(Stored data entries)
━━━━━━━━━━━━━━━━━━━━

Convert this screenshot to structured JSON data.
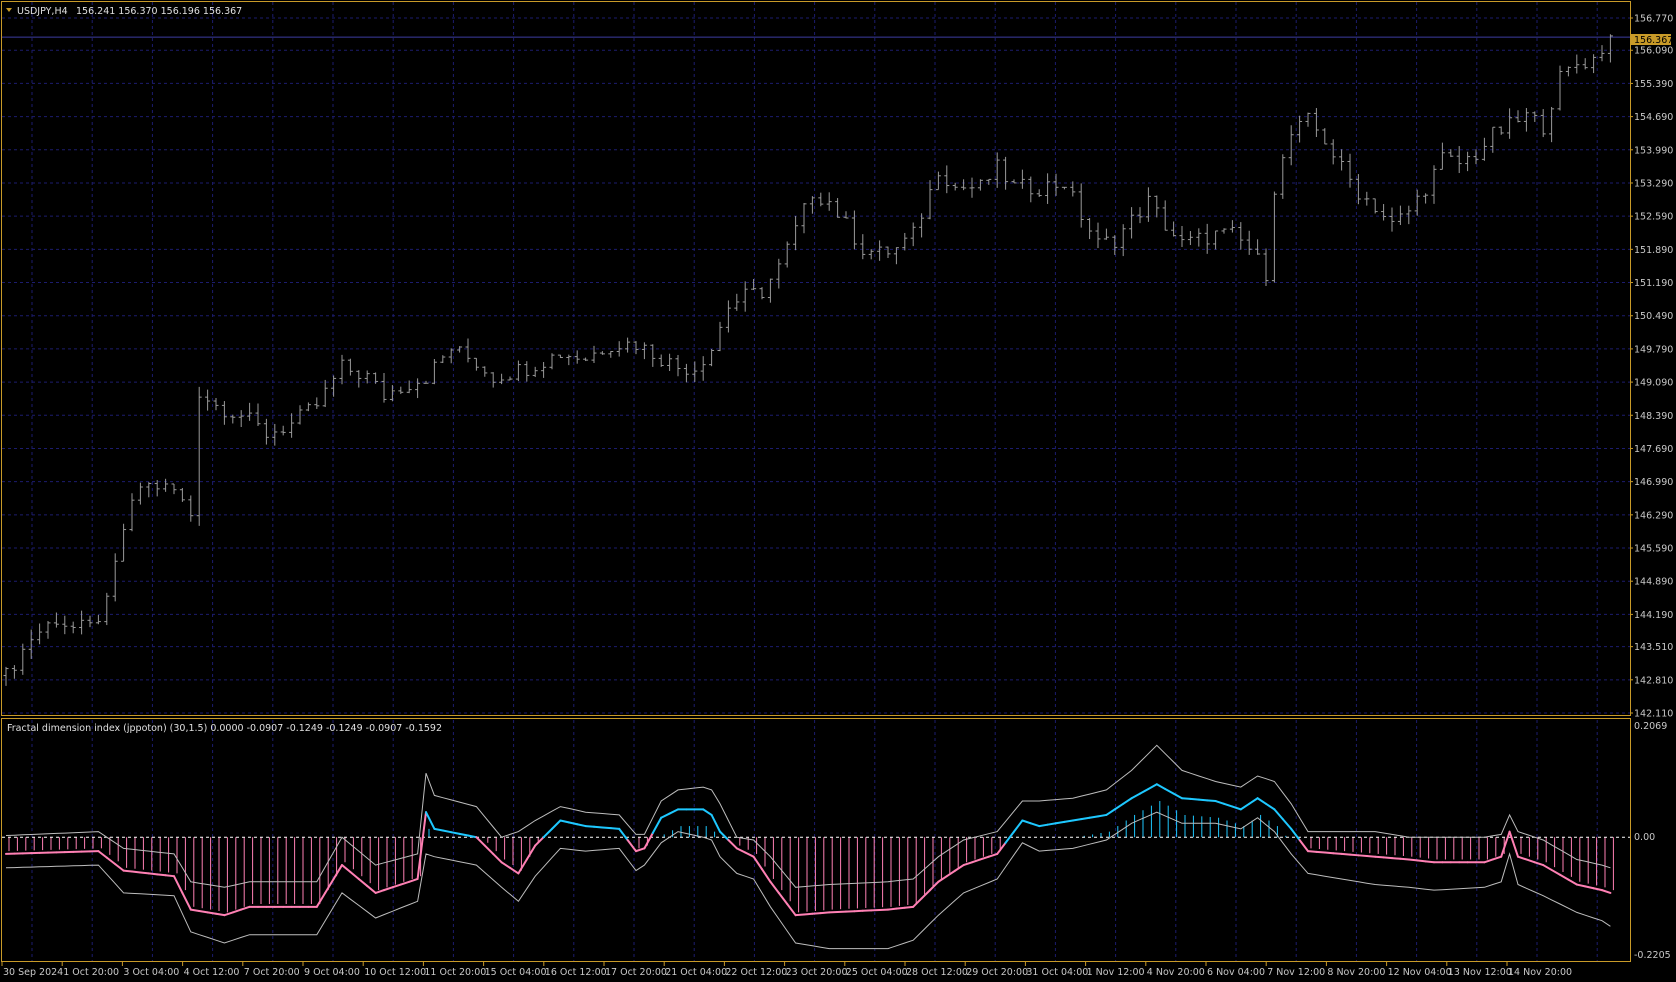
{
  "main": {
    "symbol": "USDJPY,H4",
    "ohlc": "156.241 156.370 156.196 156.367",
    "current_price": "156.367",
    "price_ticks": [
      "156.770",
      "156.090",
      "155.390",
      "154.690",
      "153.990",
      "153.290",
      "152.590",
      "151.890",
      "151.190",
      "150.490",
      "149.790",
      "149.090",
      "148.390",
      "147.690",
      "146.990",
      "146.290",
      "145.590",
      "144.890",
      "144.190",
      "143.510",
      "142.810",
      "142.110"
    ]
  },
  "indicator": {
    "title": "Fractal dimension index (jppoton) (30,1.5) 0.0000 -0.0907 -0.1249 -0.1249 -0.0907 -0.1592",
    "max_label": "0.2069",
    "zero_label": "0.00",
    "min_label": "-0.2205"
  },
  "time_labels": [
    "30 Sep 2024",
    "1 Oct 20:00",
    "3 Oct 04:00",
    "4 Oct 12:00",
    "7 Oct 20:00",
    "9 Oct 04:00",
    "10 Oct 12:00",
    "11 Oct 20:00",
    "15 Oct 04:00",
    "16 Oct 12:00",
    "17 Oct 20:00",
    "21 Oct 04:00",
    "22 Oct 12:00",
    "23 Oct 20:00",
    "25 Oct 04:00",
    "28 Oct 12:00",
    "29 Oct 20:00",
    "31 Oct 04:00",
    "1 Nov 12:00",
    "4 Nov 20:00",
    "6 Nov 04:00",
    "7 Nov 12:00",
    "8 Nov 20:00",
    "12 Nov 04:00",
    "13 Nov 12:00",
    "14 Nov 20:00"
  ],
  "colors": {
    "background": "#000000",
    "frame": "#c89a28",
    "grid": "#1c1c6e",
    "bars": "#9a9a9a",
    "bid_line": "#3c3ca0",
    "price_tag": "#c89a28",
    "fdi_positive": "#1ec8ff",
    "fdi_negative": "#ff80b4",
    "bands": "#bdbdbd",
    "zero_line": "#ffffff"
  },
  "chart_data": [
    {
      "type": "bar",
      "title": "USDJPY,H4",
      "ylim": [
        142.11,
        156.77
      ],
      "grid": true,
      "close_anchors": [
        [
          0,
          142.9
        ],
        [
          3,
          143.7
        ],
        [
          6,
          144.1
        ],
        [
          8,
          143.9
        ],
        [
          10,
          143.9
        ],
        [
          12,
          144.4
        ],
        [
          14,
          146.0
        ],
        [
          16,
          146.9
        ],
        [
          18,
          146.9
        ],
        [
          20,
          146.8
        ],
        [
          22,
          146.3
        ],
        [
          23,
          148.9
        ],
        [
          25,
          148.6
        ],
        [
          28,
          148.4
        ],
        [
          31,
          148.0
        ],
        [
          34,
          148.2
        ],
        [
          37,
          148.6
        ],
        [
          40,
          149.4
        ],
        [
          43,
          149.2
        ],
        [
          45,
          148.8
        ],
        [
          47,
          149.0
        ],
        [
          50,
          149.2
        ],
        [
          53,
          149.8
        ],
        [
          56,
          149.5
        ],
        [
          58,
          149.2
        ],
        [
          62,
          149.4
        ],
        [
          66,
          149.7
        ],
        [
          69,
          149.6
        ],
        [
          72,
          149.9
        ],
        [
          75,
          149.9
        ],
        [
          77,
          149.7
        ],
        [
          80,
          149.4
        ],
        [
          82,
          149.4
        ],
        [
          84,
          149.8
        ],
        [
          86,
          150.7
        ],
        [
          88,
          150.9
        ],
        [
          90,
          151.0
        ],
        [
          92,
          151.5
        ],
        [
          94,
          152.3
        ],
        [
          96,
          153.1
        ],
        [
          98,
          152.9
        ],
        [
          100,
          152.4
        ],
        [
          102,
          151.9
        ],
        [
          104,
          151.8
        ],
        [
          106,
          151.9
        ],
        [
          108,
          152.2
        ],
        [
          110,
          153.1
        ],
        [
          111,
          153.6
        ],
        [
          113,
          153.2
        ],
        [
          116,
          153.2
        ],
        [
          118,
          153.6
        ],
        [
          120,
          153.2
        ],
        [
          123,
          153.2
        ],
        [
          126,
          153.3
        ],
        [
          128,
          152.6
        ],
        [
          130,
          152.0
        ],
        [
          132,
          152.1
        ],
        [
          134,
          152.5
        ],
        [
          136,
          152.9
        ],
        [
          138,
          152.4
        ],
        [
          140,
          152.0
        ],
        [
          142,
          152.1
        ],
        [
          144,
          152.2
        ],
        [
          146,
          152.2
        ],
        [
          148,
          151.9
        ],
        [
          150,
          151.4
        ],
        [
          151,
          153.2
        ],
        [
          153,
          154.3
        ],
        [
          155,
          154.6
        ],
        [
          157,
          154.2
        ],
        [
          159,
          153.6
        ],
        [
          161,
          153.1
        ],
        [
          163,
          152.8
        ],
        [
          165,
          152.4
        ],
        [
          167,
          152.7
        ],
        [
          169,
          153.2
        ],
        [
          171,
          153.8
        ],
        [
          173,
          153.7
        ],
        [
          175,
          153.9
        ],
        [
          177,
          154.3
        ],
        [
          179,
          154.5
        ],
        [
          181,
          154.7
        ],
        [
          183,
          154.5
        ],
        [
          185,
          155.5
        ],
        [
          187,
          155.8
        ],
        [
          189,
          155.9
        ],
        [
          191,
          156.37
        ]
      ]
    },
    {
      "type": "line",
      "title": "Fractal dimension index (jppoton) (30,1.5)",
      "ylim": [
        -0.2205,
        0.2069
      ],
      "series": [
        {
          "values_anchors": [
            [
              0,
              -0.03
            ],
            [
              11,
              -0.025
            ],
            [
              14,
              -0.06
            ],
            [
              20,
              -0.07
            ],
            [
              22,
              -0.13
            ],
            [
              26,
              -0.14
            ],
            [
              29,
              -0.125
            ],
            [
              37,
              -0.125
            ],
            [
              40,
              -0.05
            ],
            [
              44,
              -0.1
            ],
            [
              49,
              -0.075
            ],
            [
              50,
              0.045
            ],
            [
              51,
              0.015
            ],
            [
              56,
              0.0
            ],
            [
              59,
              -0.045
            ],
            [
              61,
              -0.065
            ],
            [
              63,
              -0.015
            ],
            [
              66,
              0.03
            ],
            [
              69,
              0.02
            ],
            [
              73,
              0.015
            ],
            [
              75,
              -0.025
            ],
            [
              76,
              -0.02
            ],
            [
              78,
              0.035
            ],
            [
              80,
              0.05
            ],
            [
              83,
              0.05
            ],
            [
              84,
              0.04
            ],
            [
              85,
              0.01
            ],
            [
              87,
              -0.02
            ],
            [
              89,
              -0.035
            ],
            [
              91,
              -0.08
            ],
            [
              94,
              -0.14
            ],
            [
              98,
              -0.135
            ],
            [
              105,
              -0.13
            ],
            [
              108,
              -0.125
            ],
            [
              111,
              -0.08
            ],
            [
              114,
              -0.05
            ],
            [
              118,
              -0.03
            ],
            [
              121,
              0.03
            ],
            [
              123,
              0.02
            ],
            [
              127,
              0.03
            ],
            [
              131,
              0.04
            ],
            [
              134,
              0.07
            ],
            [
              137,
              0.095
            ],
            [
              140,
              0.07
            ],
            [
              144,
              0.065
            ],
            [
              147,
              0.05
            ],
            [
              149,
              0.07
            ],
            [
              151,
              0.05
            ],
            [
              153,
              0.015
            ],
            [
              155,
              -0.025
            ],
            [
              159,
              -0.03
            ],
            [
              163,
              -0.035
            ],
            [
              167,
              -0.04
            ],
            [
              170,
              -0.045
            ],
            [
              176,
              -0.045
            ],
            [
              178,
              -0.035
            ],
            [
              179,
              0.01
            ],
            [
              180,
              -0.035
            ],
            [
              183,
              -0.05
            ],
            [
              187,
              -0.085
            ],
            [
              190,
              -0.095
            ],
            [
              191,
              -0.1
            ]
          ]
        },
        {
          "name": "upper",
          "values_anchors": [
            [
              0,
              0.003
            ],
            [
              11,
              0.01
            ],
            [
              14,
              -0.02
            ],
            [
              20,
              -0.03
            ],
            [
              22,
              -0.08
            ],
            [
              26,
              -0.09
            ],
            [
              29,
              -0.08
            ],
            [
              37,
              -0.08
            ],
            [
              40,
              0.0
            ],
            [
              44,
              -0.05
            ],
            [
              49,
              -0.03
            ],
            [
              50,
              0.115
            ],
            [
              51,
              0.075
            ],
            [
              56,
              0.055
            ],
            [
              59,
              0.0
            ],
            [
              61,
              0.01
            ],
            [
              63,
              0.03
            ],
            [
              66,
              0.055
            ],
            [
              69,
              0.045
            ],
            [
              73,
              0.04
            ],
            [
              75,
              0.005
            ],
            [
              76,
              0.005
            ],
            [
              78,
              0.065
            ],
            [
              80,
              0.085
            ],
            [
              83,
              0.09
            ],
            [
              84,
              0.085
            ],
            [
              85,
              0.06
            ],
            [
              87,
              0.0
            ],
            [
              89,
              -0.005
            ],
            [
              91,
              -0.035
            ],
            [
              94,
              -0.09
            ],
            [
              98,
              -0.085
            ],
            [
              105,
              -0.08
            ],
            [
              108,
              -0.075
            ],
            [
              111,
              -0.035
            ],
            [
              114,
              -0.005
            ],
            [
              118,
              0.01
            ],
            [
              121,
              0.065
            ],
            [
              123,
              0.065
            ],
            [
              127,
              0.07
            ],
            [
              131,
              0.085
            ],
            [
              134,
              0.12
            ],
            [
              137,
              0.165
            ],
            [
              140,
              0.12
            ],
            [
              144,
              0.1
            ],
            [
              147,
              0.09
            ],
            [
              149,
              0.11
            ],
            [
              151,
              0.1
            ],
            [
              153,
              0.06
            ],
            [
              155,
              0.01
            ],
            [
              159,
              0.01
            ],
            [
              163,
              0.01
            ],
            [
              167,
              0.0
            ],
            [
              170,
              0.0
            ],
            [
              176,
              0.0
            ],
            [
              178,
              0.005
            ],
            [
              179,
              0.04
            ],
            [
              180,
              0.01
            ],
            [
              183,
              -0.005
            ],
            [
              187,
              -0.04
            ],
            [
              190,
              -0.05
            ],
            [
              191,
              -0.055
            ]
          ]
        },
        {
          "name": "lower",
          "values_anchors": [
            [
              0,
              -0.055
            ],
            [
              11,
              -0.05
            ],
            [
              14,
              -0.1
            ],
            [
              20,
              -0.105
            ],
            [
              22,
              -0.17
            ],
            [
              26,
              -0.19
            ],
            [
              29,
              -0.175
            ],
            [
              37,
              -0.175
            ],
            [
              40,
              -0.1
            ],
            [
              44,
              -0.145
            ],
            [
              49,
              -0.115
            ],
            [
              50,
              -0.03
            ],
            [
              51,
              -0.035
            ],
            [
              56,
              -0.05
            ],
            [
              59,
              -0.09
            ],
            [
              61,
              -0.115
            ],
            [
              63,
              -0.07
            ],
            [
              66,
              -0.02
            ],
            [
              69,
              -0.025
            ],
            [
              73,
              -0.02
            ],
            [
              75,
              -0.06
            ],
            [
              76,
              -0.05
            ],
            [
              78,
              -0.01
            ],
            [
              80,
              0.01
            ],
            [
              83,
              0.0
            ],
            [
              84,
              -0.005
            ],
            [
              85,
              -0.035
            ],
            [
              87,
              -0.065
            ],
            [
              89,
              -0.075
            ],
            [
              91,
              -0.125
            ],
            [
              94,
              -0.19
            ],
            [
              98,
              -0.2
            ],
            [
              105,
              -0.2
            ],
            [
              108,
              -0.185
            ],
            [
              111,
              -0.14
            ],
            [
              114,
              -0.1
            ],
            [
              118,
              -0.075
            ],
            [
              121,
              -0.01
            ],
            [
              123,
              -0.025
            ],
            [
              127,
              -0.02
            ],
            [
              131,
              -0.005
            ],
            [
              134,
              0.025
            ],
            [
              137,
              0.045
            ],
            [
              140,
              0.025
            ],
            [
              144,
              0.025
            ],
            [
              147,
              0.015
            ],
            [
              149,
              0.035
            ],
            [
              151,
              0.01
            ],
            [
              153,
              -0.03
            ],
            [
              155,
              -0.065
            ],
            [
              159,
              -0.075
            ],
            [
              163,
              -0.085
            ],
            [
              167,
              -0.09
            ],
            [
              170,
              -0.095
            ],
            [
              176,
              -0.09
            ],
            [
              178,
              -0.08
            ],
            [
              179,
              -0.03
            ],
            [
              180,
              -0.085
            ],
            [
              183,
              -0.105
            ],
            [
              187,
              -0.135
            ],
            [
              190,
              -0.15
            ],
            [
              191,
              -0.16
            ]
          ]
        }
      ]
    }
  ]
}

━━━━━━━━━━━━━━━━━━━━

◆ Problem description
Collect from the data above every line that includes "Fractal".

◆ In response
    "title": "Fractal dimension index (jppoton) (30,1.5) 0.0000 -0.0907 -0.1249 -0.1249 -0.0907 -0.1592",
      "title": "Fractal dimension index (jppoton) (30,1.5)",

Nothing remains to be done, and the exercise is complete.